▶ DATA LINES
◆ ◆ ◆ ◆ ◆ ◆ ◆

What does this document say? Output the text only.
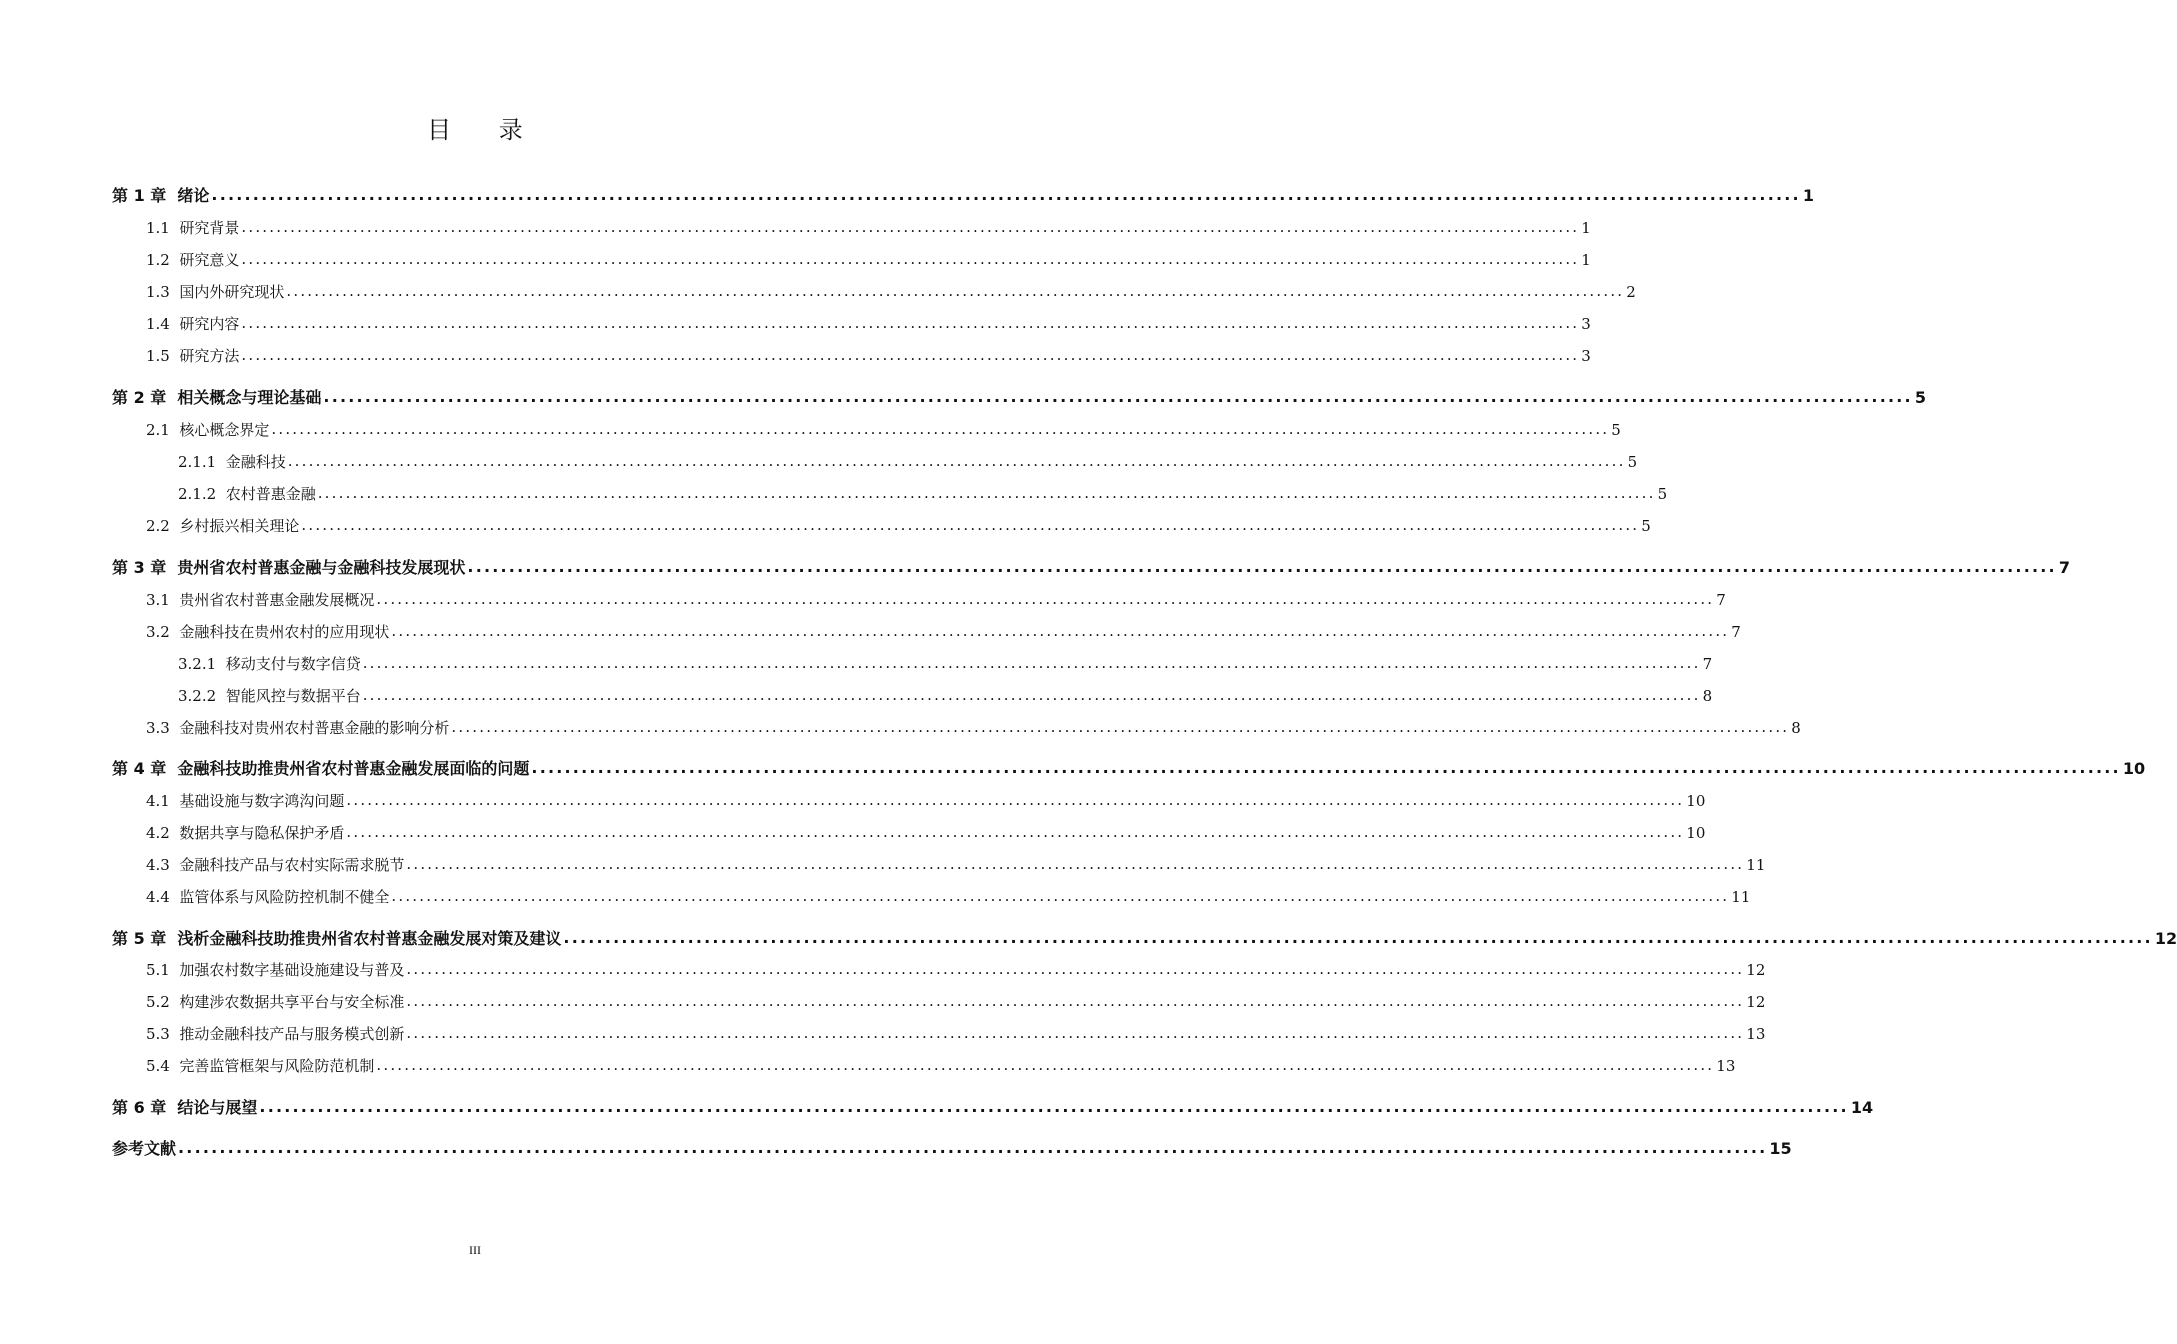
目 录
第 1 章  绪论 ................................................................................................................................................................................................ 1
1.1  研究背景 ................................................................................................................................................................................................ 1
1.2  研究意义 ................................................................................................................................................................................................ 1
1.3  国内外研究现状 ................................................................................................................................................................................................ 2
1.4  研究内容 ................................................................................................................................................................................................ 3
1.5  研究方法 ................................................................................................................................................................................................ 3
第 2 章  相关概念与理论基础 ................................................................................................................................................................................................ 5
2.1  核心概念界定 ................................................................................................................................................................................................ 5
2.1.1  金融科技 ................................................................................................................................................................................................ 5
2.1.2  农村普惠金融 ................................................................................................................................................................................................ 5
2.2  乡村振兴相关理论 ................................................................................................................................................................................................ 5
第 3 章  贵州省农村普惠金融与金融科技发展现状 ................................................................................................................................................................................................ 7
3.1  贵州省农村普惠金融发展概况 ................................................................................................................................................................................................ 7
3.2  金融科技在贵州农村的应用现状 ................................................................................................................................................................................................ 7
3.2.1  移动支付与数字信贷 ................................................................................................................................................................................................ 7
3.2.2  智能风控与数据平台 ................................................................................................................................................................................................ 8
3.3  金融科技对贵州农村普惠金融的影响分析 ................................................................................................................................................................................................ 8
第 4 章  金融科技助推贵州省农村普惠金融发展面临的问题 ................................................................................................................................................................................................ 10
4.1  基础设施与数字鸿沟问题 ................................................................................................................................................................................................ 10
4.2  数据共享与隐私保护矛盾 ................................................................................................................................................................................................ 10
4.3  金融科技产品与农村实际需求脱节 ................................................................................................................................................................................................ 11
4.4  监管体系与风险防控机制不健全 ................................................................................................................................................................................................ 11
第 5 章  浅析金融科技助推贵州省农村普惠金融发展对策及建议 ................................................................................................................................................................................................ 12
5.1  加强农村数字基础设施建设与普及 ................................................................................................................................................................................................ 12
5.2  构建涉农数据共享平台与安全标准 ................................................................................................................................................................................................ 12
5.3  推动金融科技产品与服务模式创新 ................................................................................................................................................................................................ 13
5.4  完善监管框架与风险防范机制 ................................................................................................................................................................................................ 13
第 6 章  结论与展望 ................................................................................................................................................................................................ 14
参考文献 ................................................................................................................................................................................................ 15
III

◆ ◆ ◆ ◆ ◆ ◆ ◆

▶ DO THIS
Write the entries above out again exactly, but not the pictures.

▶ CORRECT RESPONSE
What does this document say? Output the text only.
目 录
第 1 章  绪论 ................................................................................................................................................................................................ 1
1.1  研究背景 ................................................................................................................................................................................................ 1
1.2  研究意义 ................................................................................................................................................................................................ 1
1.3  国内外研究现状 ................................................................................................................................................................................................ 2
1.4  研究内容 ................................................................................................................................................................................................ 3
1.5  研究方法 ................................................................................................................................................................................................ 3
第 2 章  相关概念与理论基础 ................................................................................................................................................................................................ 5
2.1  核心概念界定 ................................................................................................................................................................................................ 5
2.1.1  金融科技 ................................................................................................................................................................................................ 5
2.1.2  农村普惠金融 ................................................................................................................................................................................................ 5
2.2  乡村振兴相关理论 ................................................................................................................................................................................................ 5
第 3 章  贵州省农村普惠金融与金融科技发展现状 ................................................................................................................................................................................................ 7
3.1  贵州省农村普惠金融发展概况 ................................................................................................................................................................................................ 7
3.2  金融科技在贵州农村的应用现状 ................................................................................................................................................................................................ 7
3.2.1  移动支付与数字信贷 ................................................................................................................................................................................................ 7
3.2.2  智能风控与数据平台 ................................................................................................................................................................................................ 8
3.3  金融科技对贵州农村普惠金融的影响分析 ................................................................................................................................................................................................ 8
第 4 章  金融科技助推贵州省农村普惠金融发展面临的问题 ................................................................................................................................................................................................ 10
4.1  基础设施与数字鸿沟问题 ................................................................................................................................................................................................ 10
4.2  数据共享与隐私保护矛盾 ................................................................................................................................................................................................ 10
4.3  金融科技产品与农村实际需求脱节 ................................................................................................................................................................................................ 11
4.4  监管体系与风险防控机制不健全 ................................................................................................................................................................................................ 11
第 5 章  浅析金融科技助推贵州省农村普惠金融发展对策及建议 ................................................................................................................................................................................................ 12
5.1  加强农村数字基础设施建设与普及 ................................................................................................................................................................................................ 12
5.2  构建涉农数据共享平台与安全标准 ................................................................................................................................................................................................ 12
5.3  推动金融科技产品与服务模式创新 ................................................................................................................................................................................................ 13
5.4  完善监管框架与风险防范机制 ................................................................................................................................................................................................ 13
第 6 章  结论与展望 ................................................................................................................................................................................................ 14
参考文献 ................................................................................................................................................................................................ 15
III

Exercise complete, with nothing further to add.